**EXERCISE INSTRUCTIONS:**
Skip the images and return the records below exactly.

**INPUT ROWS:**
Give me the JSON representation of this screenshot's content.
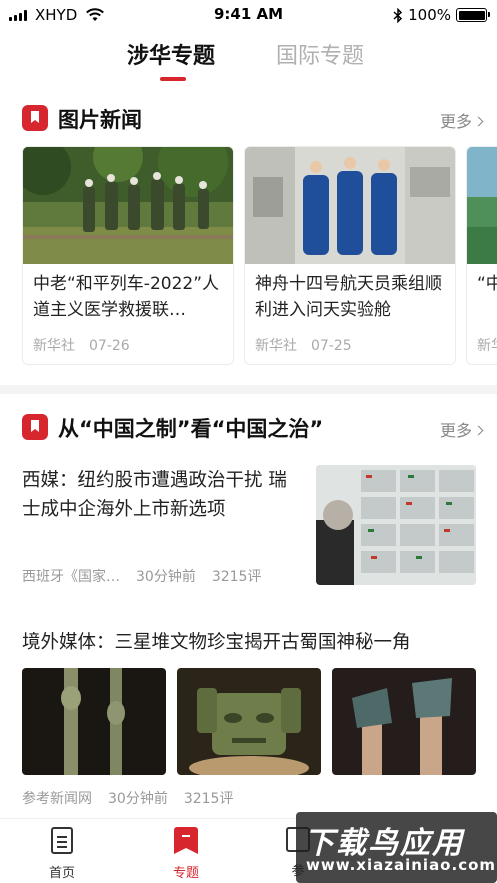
{
  "status_bar": {
    "carrier": "XHYD",
    "time": "9:41 AM",
    "battery": "100%"
  },
  "top_tabs": [
    {
      "label": "涉华专题",
      "active": true
    },
    {
      "label": "国际专题",
      "active": false
    }
  ],
  "sections": [
    {
      "title": "图片新闻",
      "more": "更多"
    },
    {
      "title": "从“中国之制”看“中国之治”",
      "more": "更多"
    }
  ],
  "photo_cards": [
    {
      "title": "中老“和平列车-2022”人道主义医学救援联…",
      "source": "新华社",
      "date": "07-26"
    },
    {
      "title": "神舟十四号航天员乘组顺利进入问天实验舱",
      "source": "新华社",
      "date": "07-25"
    },
    {
      "title": "“中发",
      "source": "新华",
      "date": ""
    }
  ],
  "articles": [
    {
      "title": "西媒：纽约股市遭遇政治干扰 瑞士成中企海外上市新选项",
      "source": "西班牙《国家…",
      "time": "30分钟前",
      "comments": "3215评"
    },
    {
      "title": "境外媒体：三星堆文物珍宝揭开古蜀国神秘一角",
      "source": "参考新闻网",
      "time": "30分钟前",
      "comments": "3215评"
    }
  ],
  "bottom_nav": [
    {
      "label": "首页",
      "icon": "document-icon",
      "active": false
    },
    {
      "label": "专题",
      "icon": "bookmark-icon",
      "active": true
    },
    {
      "label": "参",
      "icon": "book-icon",
      "active": false
    }
  ],
  "watermark": {
    "line1": "下载鸟应用",
    "line2": "www.xiazainiao.com"
  },
  "colors": {
    "accent": "#d8262f",
    "muted": "#999999",
    "divider": "#f3f3f3"
  }
}
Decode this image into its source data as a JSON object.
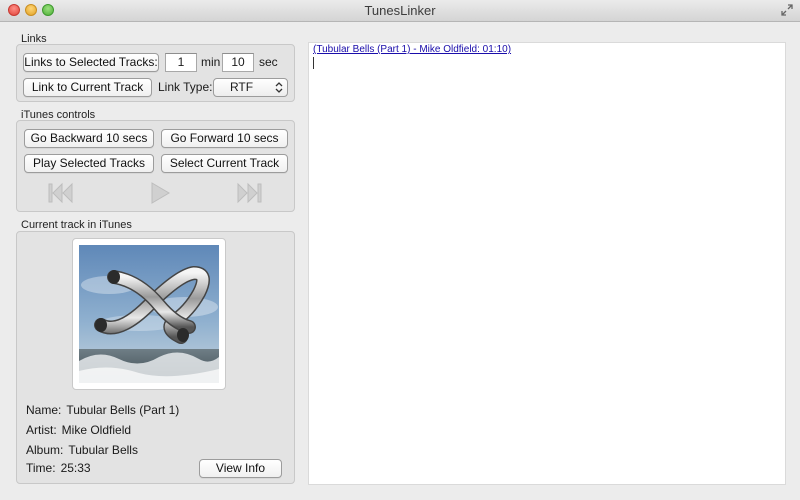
{
  "window": {
    "title": "TunesLinker"
  },
  "links": {
    "section_label": "Links",
    "selected_tracks_button": "Links to Selected Tracks:",
    "minutes_value": "1",
    "min_label": "min",
    "seconds_value": "10",
    "sec_label": "sec",
    "current_track_button": "Link to Current Track",
    "link_type_label": "Link Type:",
    "link_type_value": "RTF"
  },
  "itunes": {
    "section_label": "iTunes controls",
    "back_button": "Go Backward 10 secs",
    "forward_button": "Go Forward 10 secs",
    "play_selected_button": "Play Selected Tracks",
    "select_current_button": "Select Current Track"
  },
  "current": {
    "section_label": "Current track in iTunes",
    "name_key": "Name:",
    "name_value": "Tubular Bells (Part 1)",
    "artist_key": "Artist:",
    "artist_value": "Mike Oldfield",
    "album_key": "Album:",
    "album_value": "Tubular Bells",
    "time_key": "Time:",
    "time_value": "25:33",
    "view_info_button": "View Info"
  },
  "editor": {
    "link_text": "(Tubular Bells (Part 1) - Mike Oldfield: 01:10)"
  },
  "icons": {
    "previous": "previous-track-icon",
    "play": "play-icon",
    "next": "next-track-icon",
    "fullscreen": "fullscreen-icon"
  },
  "colors": {
    "link": "#1a0dab",
    "close": "#e0443b",
    "minimize": "#e0a124",
    "maximize": "#4eae37"
  }
}
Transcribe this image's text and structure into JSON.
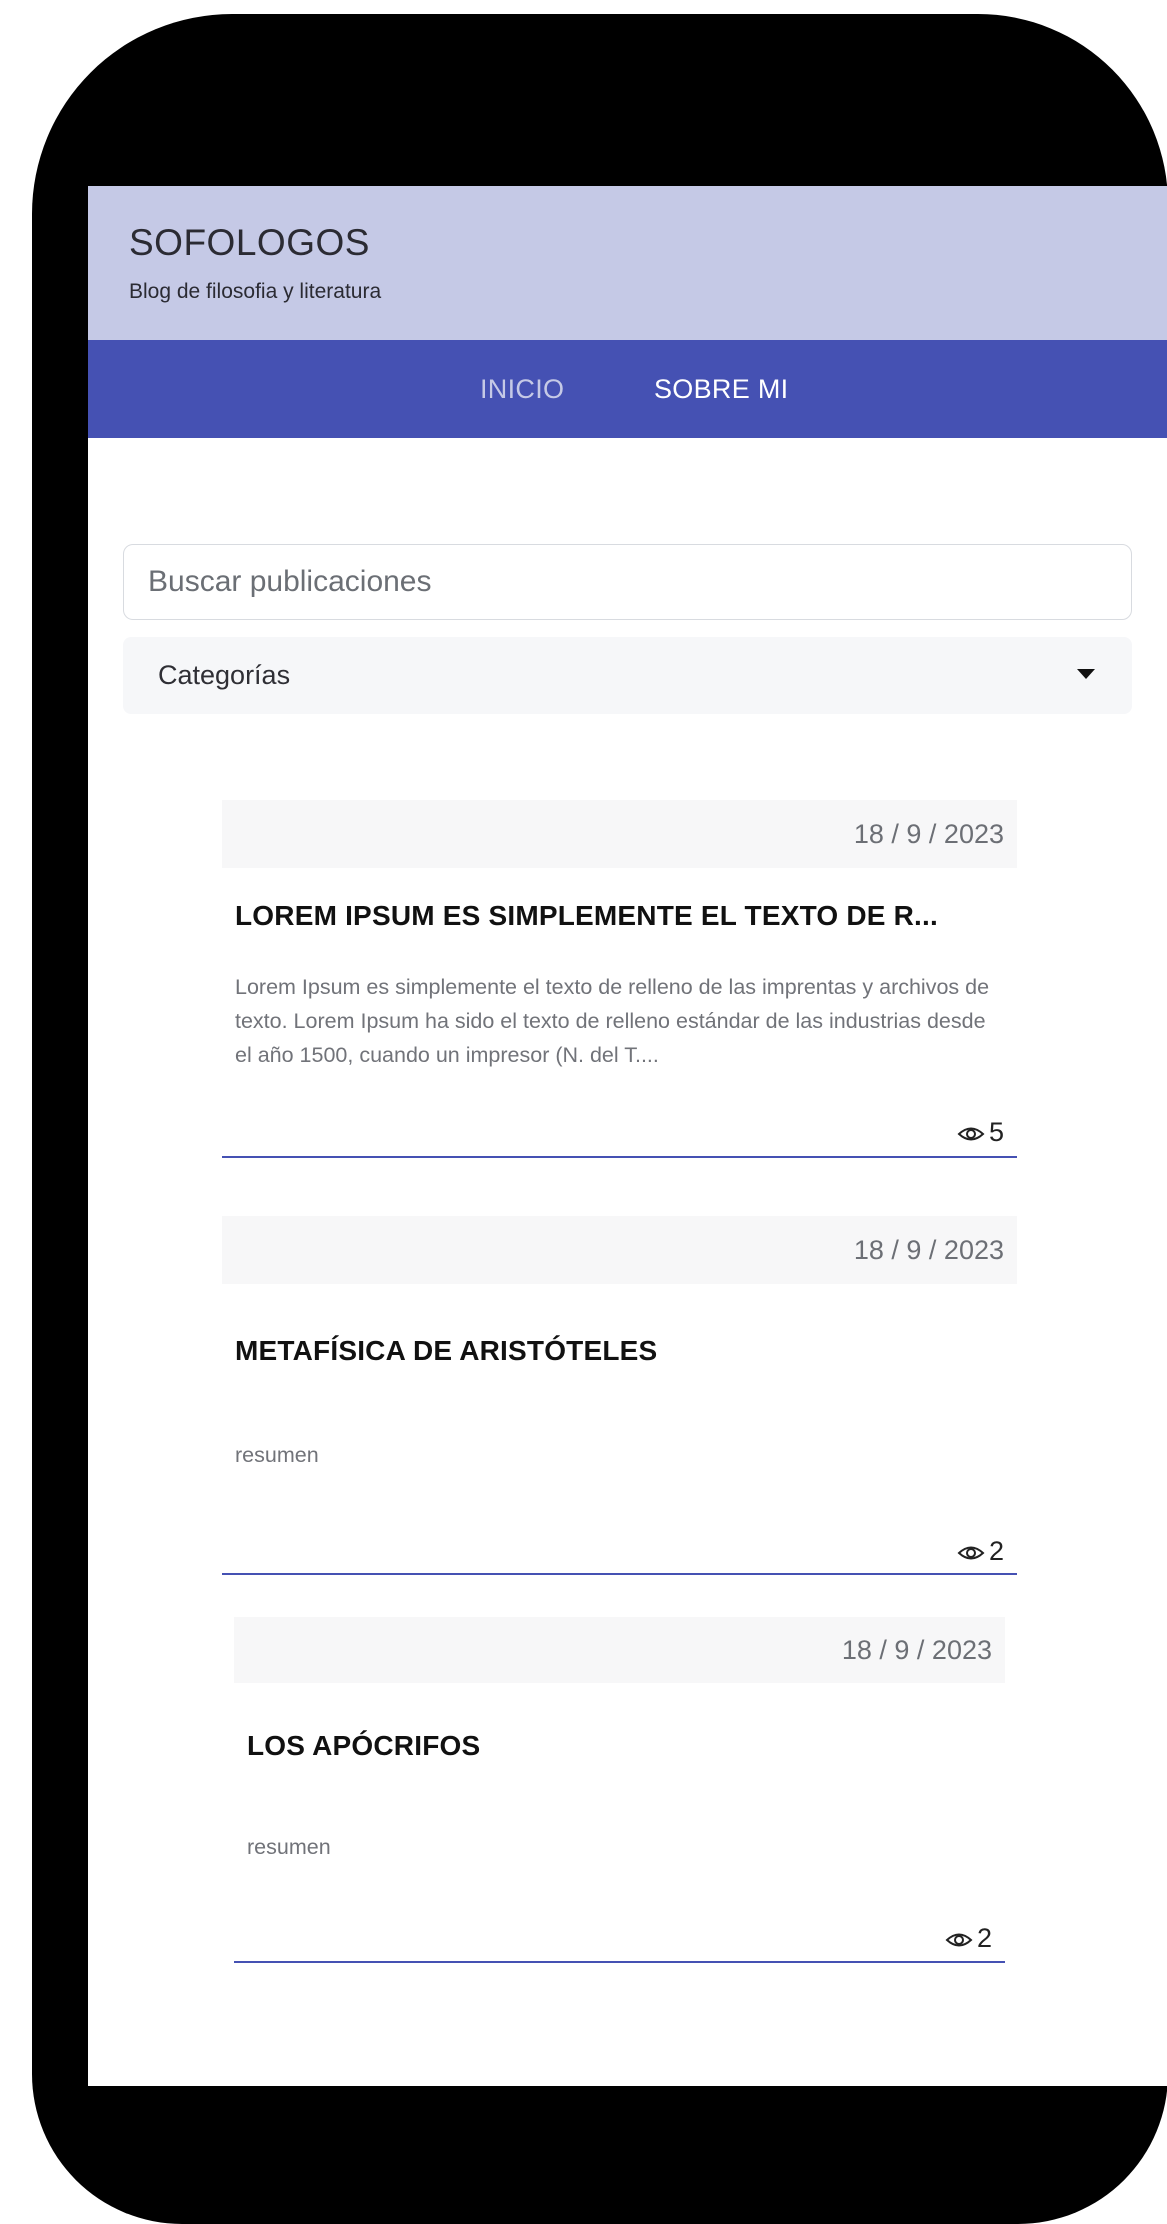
{
  "header": {
    "title": "SOFOLOGOS",
    "tagline": "Blog de filosofia y literatura"
  },
  "nav": {
    "items": [
      {
        "label": "INICIO"
      },
      {
        "label": "SOBRE MI"
      }
    ]
  },
  "search": {
    "placeholder": "Buscar publicaciones",
    "value": ""
  },
  "categories": {
    "label": "Categorías",
    "icon": "caret-down-icon"
  },
  "posts": [
    {
      "date": "18 / 9 / 2023",
      "title": "LOREM IPSUM ES SIMPLEMENTE EL TEXTO DE R...",
      "excerpt": "Lorem Ipsum es simplemente el texto de relleno de las imprentas y archivos de texto. Lorem Ipsum ha sido el texto de relleno estándar de las industrias desde el año 1500, cuando un impresor (N. del T....",
      "views": "5"
    },
    {
      "date": "18 / 9 / 2023",
      "title": "METAFÍSICA DE ARISTÓTELES",
      "excerpt": "resumen",
      "views": "2"
    },
    {
      "date": "18 / 9 / 2023",
      "title": "LOS APÓCRIFOS",
      "excerpt": "resumen",
      "views": "2"
    }
  ],
  "colors": {
    "header_bg": "#c5c9e6",
    "nav_bg": "#4551b3",
    "accent": "#4551b3",
    "frame": "#000000"
  }
}
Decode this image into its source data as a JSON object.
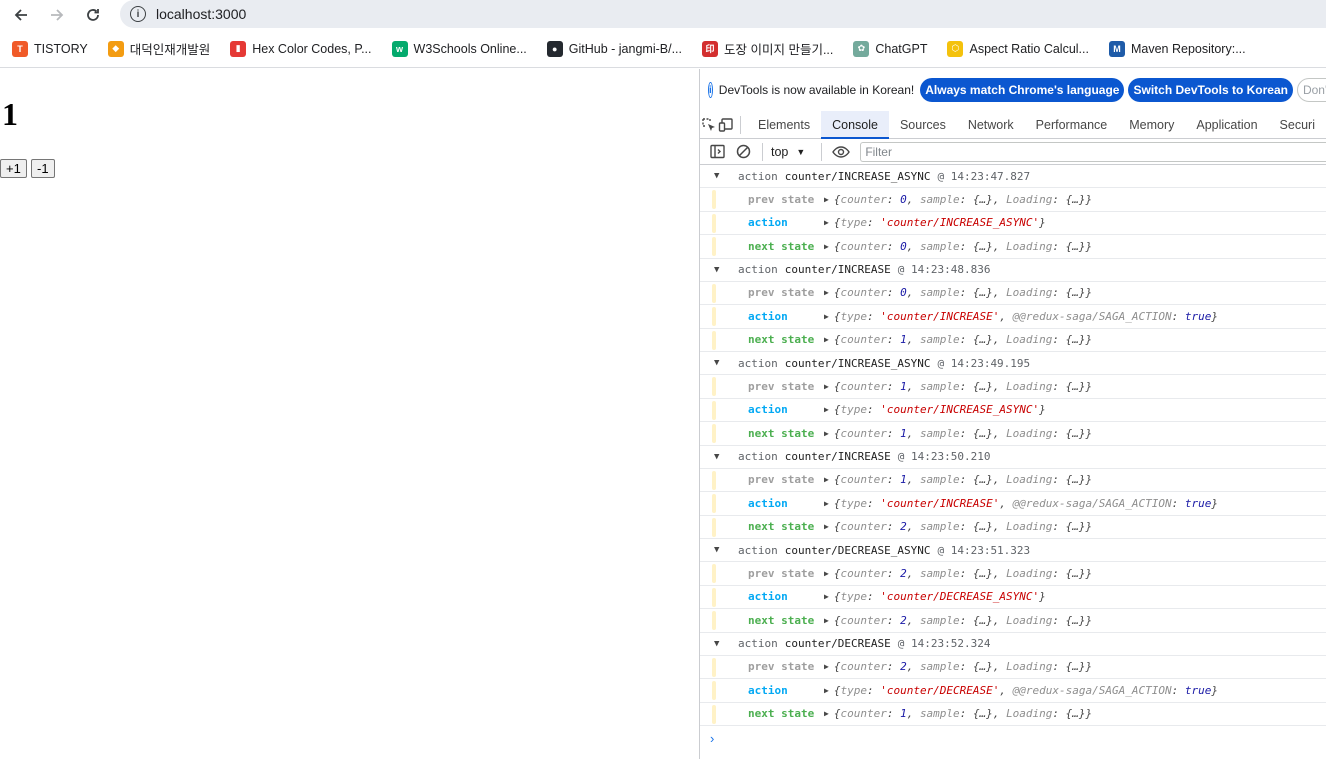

**RESULT OF THE TASK:**
Give me the JSON representation of this screenshot's content.
{
  "status_bar": {
    "carrier": "XHYD",
    "time": "9:41 AM",
    "battery": "100%"
  },
  "top_tabs": [
    {
      "label": "涉华专题",
      "active": true
    },
    {
      "label": "国际专题",
      "active": false
    }
  ],
  "sections": [
    {
      "title": "图片新闻",
      "more": "更多"
    },
    {
      "title": "从“中国之制”看“中国之治”",
      "more": "更多"
    }
  ],
  "photo_cards": [
    {
      "title": "中老“和平列车-2022”人道主义医学救援联…",
      "source": "新华社",
      "date": "07-26"
    },
    {
      "title": "神舟十四号航天员乘组顺利进入问天实验舱",
      "source": "新华社",
      "date": "07-25"
    },
    {
      "title": "“中发",
      "source": "新华",
      "date": ""
    }
  ],
  "articles": [
    {
      "title": "西媒：纽约股市遭遇政治干扰 瑞士成中企海外上市新选项",
      "source": "西班牙《国家…",
      "time": "30分钟前",
      "comments": "3215评"
    },
    {
      "title": "境外媒体：三星堆文物珍宝揭开古蜀国神秘一角",
      "source": "参考新闻网",
      "time": "30分钟前",
      "comments": "3215评"
    }
  ],
  "bottom_nav": [
    {
      "label": "首页",
      "icon": "document-icon",
      "active": false
    },
    {
      "label": "专题",
      "icon": "bookmark-icon",
      "active": true
    },
    {
      "label": "参",
      "icon": "book-icon",
      "active": false
    }
  ],
  "watermark": {
    "line1": "下载鸟应用",
    "line2": "www.xiazainiao.com"
  },
  "colors": {
    "accent": "#d8262f",
    "muted": "#999999",
    "divider": "#f3f3f3"
  }
}
Decode this image into its source data as a JSON object.
{
  "window": {
    "title": "TunesLinker"
  },
  "links": {
    "section_label": "Links",
    "selected_tracks_button": "Links to Selected Tracks:",
    "minutes_value": "1",
    "min_label": "min",
    "seconds_value": "10",
    "sec_label": "sec",
    "current_track_button": "Link to Current Track",
    "link_type_label": "Link Type:",
    "link_type_value": "RTF"
  },
  "itunes": {
    "section_label": "iTunes controls",
    "back_button": "Go Backward 10 secs",
    "forward_button": "Go Forward 10 secs",
    "play_selected_button": "Play Selected Tracks",
    "select_current_button": "Select Current Track"
  },
  "current": {
    "section_label": "Current track in iTunes",
    "name_key": "Name:",
    "name_value": "Tubular Bells (Part 1)",
    "artist_key": "Artist:",
    "artist_value": "Mike Oldfield",
    "album_key": "Album:",
    "album_value": "Tubular Bells",
    "time_key": "Time:",
    "time_value": "25:33",
    "view_info_button": "View Info"
  },
  "editor": {
    "link_text": "(Tubular Bells (Part 1) - Mike Oldfield: 01:10)"
  },
  "icons": {
    "previous": "previous-track-icon",
    "play": "play-icon",
    "next": "next-track-icon",
    "fullscreen": "fullscreen-icon"
  },
  "colors": {
    "link": "#1a0dab",
    "close": "#e0443b",
    "minimize": "#e0a124",
    "maximize": "#4eae37"
  }
}
Transcribe this image's text and structure into JSON.
{
  "header": {
    "title": "SOFOLOGOS",
    "tagline": "Blog de filosofia y literatura"
  },
  "nav": {
    "items": [
      {
        "label": "INICIO"
      },
      {
        "label": "SOBRE MI"
      }
    ]
  },
  "search": {
    "placeholder": "Buscar publicaciones",
    "value": ""
  },
  "categories": {
    "label": "Categorías",
    "icon": "caret-down-icon"
  },
  "posts": [
    {
      "date": "18 / 9 / 2023",
      "title": "LOREM IPSUM ES SIMPLEMENTE EL TEXTO DE R...",
      "excerpt": "Lorem Ipsum es simplemente el texto de relleno de las imprentas y archivos de texto. Lorem Ipsum ha sido el texto de relleno estándar de las industrias desde el año 1500, cuando un impresor (N. del T....",
      "views": "5"
    },
    {
      "date": "18 / 9 / 2023",
      "title": "METAFÍSICA DE ARISTÓTELES",
      "excerpt": "resumen",
      "views": "2"
    },
    {
      "date": "18 / 9 / 2023",
      "title": "LOS APÓCRIFOS",
      "excerpt": "resumen",
      "views": "2"
    }
  ],
  "colors": {
    "header_bg": "#c5c9e6",
    "nav_bg": "#4551b3",
    "accent": "#4551b3",
    "frame": "#000000"
  }
}
Decode this image into its source data as a JSON object.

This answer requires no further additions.